--- Assigned task ---
From the data below, copy out every line in which the word "spaceship" occurs.

---------- Records provided

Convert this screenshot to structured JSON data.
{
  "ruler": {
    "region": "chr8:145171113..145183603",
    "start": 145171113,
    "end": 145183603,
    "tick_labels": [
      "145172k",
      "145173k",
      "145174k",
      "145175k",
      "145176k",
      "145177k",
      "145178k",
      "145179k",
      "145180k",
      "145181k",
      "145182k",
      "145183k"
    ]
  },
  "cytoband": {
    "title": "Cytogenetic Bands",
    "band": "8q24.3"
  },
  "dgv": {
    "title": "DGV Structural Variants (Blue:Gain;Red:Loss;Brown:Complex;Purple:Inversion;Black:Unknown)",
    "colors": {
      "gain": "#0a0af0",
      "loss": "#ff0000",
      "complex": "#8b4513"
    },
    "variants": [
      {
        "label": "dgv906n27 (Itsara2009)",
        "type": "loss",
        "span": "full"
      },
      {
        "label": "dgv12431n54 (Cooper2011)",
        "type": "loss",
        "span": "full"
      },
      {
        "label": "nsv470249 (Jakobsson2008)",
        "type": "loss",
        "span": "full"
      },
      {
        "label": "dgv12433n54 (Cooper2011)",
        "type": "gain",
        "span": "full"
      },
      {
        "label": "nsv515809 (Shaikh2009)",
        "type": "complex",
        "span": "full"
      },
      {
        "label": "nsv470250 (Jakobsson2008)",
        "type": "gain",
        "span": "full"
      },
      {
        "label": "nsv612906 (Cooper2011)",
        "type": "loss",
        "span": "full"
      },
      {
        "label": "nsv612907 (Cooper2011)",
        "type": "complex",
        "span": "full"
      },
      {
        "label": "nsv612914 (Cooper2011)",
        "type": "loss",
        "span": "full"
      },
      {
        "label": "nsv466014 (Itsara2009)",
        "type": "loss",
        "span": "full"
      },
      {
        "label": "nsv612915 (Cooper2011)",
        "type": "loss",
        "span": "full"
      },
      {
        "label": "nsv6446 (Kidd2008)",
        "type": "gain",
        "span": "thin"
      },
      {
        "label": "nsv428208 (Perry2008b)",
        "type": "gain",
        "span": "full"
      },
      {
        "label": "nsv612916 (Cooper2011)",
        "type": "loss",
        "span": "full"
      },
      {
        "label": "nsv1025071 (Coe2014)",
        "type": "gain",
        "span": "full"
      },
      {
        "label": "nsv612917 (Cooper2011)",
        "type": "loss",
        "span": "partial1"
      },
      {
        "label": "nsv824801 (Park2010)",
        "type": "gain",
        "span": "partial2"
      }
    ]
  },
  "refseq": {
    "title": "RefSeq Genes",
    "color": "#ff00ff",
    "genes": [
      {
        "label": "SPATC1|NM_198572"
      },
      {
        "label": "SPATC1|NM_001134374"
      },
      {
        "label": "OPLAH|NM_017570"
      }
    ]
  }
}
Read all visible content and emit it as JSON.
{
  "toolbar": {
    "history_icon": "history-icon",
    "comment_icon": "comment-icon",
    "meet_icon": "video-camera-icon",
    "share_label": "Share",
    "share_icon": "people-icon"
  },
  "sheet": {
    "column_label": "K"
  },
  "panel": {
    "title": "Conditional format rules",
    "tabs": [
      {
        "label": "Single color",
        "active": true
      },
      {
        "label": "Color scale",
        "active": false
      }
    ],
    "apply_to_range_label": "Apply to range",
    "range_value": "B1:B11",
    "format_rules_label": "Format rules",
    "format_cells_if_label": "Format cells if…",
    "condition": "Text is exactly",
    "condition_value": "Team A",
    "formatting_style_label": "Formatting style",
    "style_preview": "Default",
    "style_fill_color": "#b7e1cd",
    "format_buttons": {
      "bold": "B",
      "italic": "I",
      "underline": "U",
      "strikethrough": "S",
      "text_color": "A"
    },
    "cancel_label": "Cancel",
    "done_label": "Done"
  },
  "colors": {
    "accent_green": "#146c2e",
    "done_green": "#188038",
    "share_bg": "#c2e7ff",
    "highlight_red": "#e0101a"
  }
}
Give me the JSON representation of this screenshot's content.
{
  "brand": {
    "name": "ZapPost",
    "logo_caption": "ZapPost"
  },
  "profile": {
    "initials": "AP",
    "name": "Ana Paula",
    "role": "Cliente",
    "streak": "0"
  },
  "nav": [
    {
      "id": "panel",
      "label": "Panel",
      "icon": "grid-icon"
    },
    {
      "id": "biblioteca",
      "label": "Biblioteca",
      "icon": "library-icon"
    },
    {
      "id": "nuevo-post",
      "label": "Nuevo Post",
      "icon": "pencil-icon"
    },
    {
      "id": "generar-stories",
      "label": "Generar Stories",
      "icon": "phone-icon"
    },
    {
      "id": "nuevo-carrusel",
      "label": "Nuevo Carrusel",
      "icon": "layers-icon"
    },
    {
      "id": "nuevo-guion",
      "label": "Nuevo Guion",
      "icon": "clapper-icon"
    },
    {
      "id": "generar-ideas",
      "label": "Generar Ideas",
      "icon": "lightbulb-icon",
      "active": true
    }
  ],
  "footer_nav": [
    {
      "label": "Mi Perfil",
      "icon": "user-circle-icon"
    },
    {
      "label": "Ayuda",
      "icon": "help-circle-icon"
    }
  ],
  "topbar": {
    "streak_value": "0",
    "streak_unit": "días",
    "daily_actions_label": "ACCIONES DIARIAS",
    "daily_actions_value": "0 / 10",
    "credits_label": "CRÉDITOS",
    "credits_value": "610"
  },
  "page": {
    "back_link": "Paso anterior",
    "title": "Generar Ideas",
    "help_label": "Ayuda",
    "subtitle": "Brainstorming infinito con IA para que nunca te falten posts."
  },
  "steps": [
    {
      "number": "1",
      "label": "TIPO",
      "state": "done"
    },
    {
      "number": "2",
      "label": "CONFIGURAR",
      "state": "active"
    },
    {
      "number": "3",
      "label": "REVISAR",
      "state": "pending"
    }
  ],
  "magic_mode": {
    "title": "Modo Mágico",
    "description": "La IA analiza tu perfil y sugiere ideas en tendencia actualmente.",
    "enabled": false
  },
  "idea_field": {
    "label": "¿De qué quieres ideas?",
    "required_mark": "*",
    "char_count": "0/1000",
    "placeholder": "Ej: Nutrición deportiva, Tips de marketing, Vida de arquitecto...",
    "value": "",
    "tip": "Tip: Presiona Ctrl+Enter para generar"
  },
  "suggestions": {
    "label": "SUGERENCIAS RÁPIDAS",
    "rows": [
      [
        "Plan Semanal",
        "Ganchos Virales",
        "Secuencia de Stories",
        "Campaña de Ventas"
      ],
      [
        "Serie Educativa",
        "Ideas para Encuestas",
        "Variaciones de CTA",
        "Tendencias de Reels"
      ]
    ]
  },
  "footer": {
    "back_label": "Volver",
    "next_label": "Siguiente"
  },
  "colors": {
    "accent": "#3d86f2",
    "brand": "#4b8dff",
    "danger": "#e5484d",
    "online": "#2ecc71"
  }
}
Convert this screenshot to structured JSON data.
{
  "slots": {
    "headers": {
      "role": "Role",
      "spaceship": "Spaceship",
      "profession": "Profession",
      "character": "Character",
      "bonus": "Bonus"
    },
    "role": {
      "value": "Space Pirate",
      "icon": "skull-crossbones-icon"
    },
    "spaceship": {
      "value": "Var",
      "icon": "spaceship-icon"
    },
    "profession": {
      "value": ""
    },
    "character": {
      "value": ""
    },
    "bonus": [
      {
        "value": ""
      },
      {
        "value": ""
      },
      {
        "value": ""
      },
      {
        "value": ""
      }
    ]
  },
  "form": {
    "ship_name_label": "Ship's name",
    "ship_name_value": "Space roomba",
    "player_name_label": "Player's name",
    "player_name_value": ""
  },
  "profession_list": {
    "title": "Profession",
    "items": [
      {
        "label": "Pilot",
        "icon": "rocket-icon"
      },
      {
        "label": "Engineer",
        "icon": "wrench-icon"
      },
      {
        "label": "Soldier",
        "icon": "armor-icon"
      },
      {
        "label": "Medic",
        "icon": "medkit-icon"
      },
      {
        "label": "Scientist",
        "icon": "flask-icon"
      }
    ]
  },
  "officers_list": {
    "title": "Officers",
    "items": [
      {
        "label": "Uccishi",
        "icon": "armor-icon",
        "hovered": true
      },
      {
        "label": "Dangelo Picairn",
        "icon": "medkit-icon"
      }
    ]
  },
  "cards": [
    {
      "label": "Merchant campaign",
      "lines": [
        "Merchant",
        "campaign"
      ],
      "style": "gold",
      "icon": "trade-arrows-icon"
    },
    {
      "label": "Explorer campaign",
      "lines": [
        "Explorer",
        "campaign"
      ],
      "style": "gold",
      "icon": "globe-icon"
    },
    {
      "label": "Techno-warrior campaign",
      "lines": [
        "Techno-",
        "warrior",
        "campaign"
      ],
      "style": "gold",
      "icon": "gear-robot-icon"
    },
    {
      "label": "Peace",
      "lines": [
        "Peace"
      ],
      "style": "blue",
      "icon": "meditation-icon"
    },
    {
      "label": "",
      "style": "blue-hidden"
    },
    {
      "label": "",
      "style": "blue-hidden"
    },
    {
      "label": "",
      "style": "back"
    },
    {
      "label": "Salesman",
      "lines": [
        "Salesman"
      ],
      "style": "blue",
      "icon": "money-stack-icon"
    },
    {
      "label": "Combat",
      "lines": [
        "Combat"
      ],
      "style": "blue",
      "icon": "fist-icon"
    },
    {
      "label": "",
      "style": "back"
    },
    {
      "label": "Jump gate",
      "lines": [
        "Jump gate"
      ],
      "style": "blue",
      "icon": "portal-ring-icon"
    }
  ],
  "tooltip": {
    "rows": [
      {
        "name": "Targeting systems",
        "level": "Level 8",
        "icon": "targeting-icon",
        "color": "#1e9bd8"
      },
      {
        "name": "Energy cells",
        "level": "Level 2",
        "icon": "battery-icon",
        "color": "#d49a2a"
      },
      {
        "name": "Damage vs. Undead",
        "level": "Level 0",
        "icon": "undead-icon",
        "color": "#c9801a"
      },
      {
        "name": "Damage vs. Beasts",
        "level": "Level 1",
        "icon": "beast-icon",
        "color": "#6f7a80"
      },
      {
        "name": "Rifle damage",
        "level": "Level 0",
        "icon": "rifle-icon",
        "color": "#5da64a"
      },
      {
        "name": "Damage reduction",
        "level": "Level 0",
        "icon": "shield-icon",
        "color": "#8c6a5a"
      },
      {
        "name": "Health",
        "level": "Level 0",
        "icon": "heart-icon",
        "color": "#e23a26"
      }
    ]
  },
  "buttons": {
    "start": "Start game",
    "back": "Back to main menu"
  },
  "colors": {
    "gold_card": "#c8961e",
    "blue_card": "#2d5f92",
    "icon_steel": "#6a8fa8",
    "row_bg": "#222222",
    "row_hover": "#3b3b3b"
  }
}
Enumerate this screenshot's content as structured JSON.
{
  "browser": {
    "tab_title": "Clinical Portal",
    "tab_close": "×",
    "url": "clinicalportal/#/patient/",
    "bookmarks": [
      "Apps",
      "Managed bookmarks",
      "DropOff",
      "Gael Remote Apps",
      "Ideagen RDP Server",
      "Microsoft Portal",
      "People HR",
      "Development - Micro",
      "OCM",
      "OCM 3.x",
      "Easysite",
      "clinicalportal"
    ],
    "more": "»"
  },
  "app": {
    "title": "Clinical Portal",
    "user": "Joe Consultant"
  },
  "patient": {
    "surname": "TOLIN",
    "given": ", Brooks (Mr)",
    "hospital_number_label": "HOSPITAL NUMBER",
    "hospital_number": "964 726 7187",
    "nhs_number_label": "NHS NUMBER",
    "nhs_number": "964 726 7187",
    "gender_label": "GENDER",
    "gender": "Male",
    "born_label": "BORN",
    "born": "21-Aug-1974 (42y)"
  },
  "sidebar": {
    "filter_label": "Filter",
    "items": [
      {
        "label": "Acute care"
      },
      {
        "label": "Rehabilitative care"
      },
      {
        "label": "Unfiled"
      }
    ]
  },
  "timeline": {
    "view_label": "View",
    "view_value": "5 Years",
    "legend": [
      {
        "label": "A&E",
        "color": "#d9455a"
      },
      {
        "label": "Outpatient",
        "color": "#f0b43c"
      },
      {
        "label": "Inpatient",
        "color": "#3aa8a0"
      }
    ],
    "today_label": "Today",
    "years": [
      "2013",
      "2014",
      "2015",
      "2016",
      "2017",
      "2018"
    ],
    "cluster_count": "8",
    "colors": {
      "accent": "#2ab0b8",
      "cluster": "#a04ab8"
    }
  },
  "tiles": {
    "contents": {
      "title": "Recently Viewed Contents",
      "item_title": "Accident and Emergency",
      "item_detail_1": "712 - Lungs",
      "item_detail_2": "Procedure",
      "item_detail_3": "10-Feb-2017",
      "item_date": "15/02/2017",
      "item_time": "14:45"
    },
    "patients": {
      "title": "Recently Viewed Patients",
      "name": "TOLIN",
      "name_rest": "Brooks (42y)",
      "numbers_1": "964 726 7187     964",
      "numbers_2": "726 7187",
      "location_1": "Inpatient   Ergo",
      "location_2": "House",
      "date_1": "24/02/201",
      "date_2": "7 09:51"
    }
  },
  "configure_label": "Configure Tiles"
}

--------------------

--- Response to this exercise ---
      "spaceship": "Spaceship",
    "spaceship": {
      "icon": "spaceship-icon"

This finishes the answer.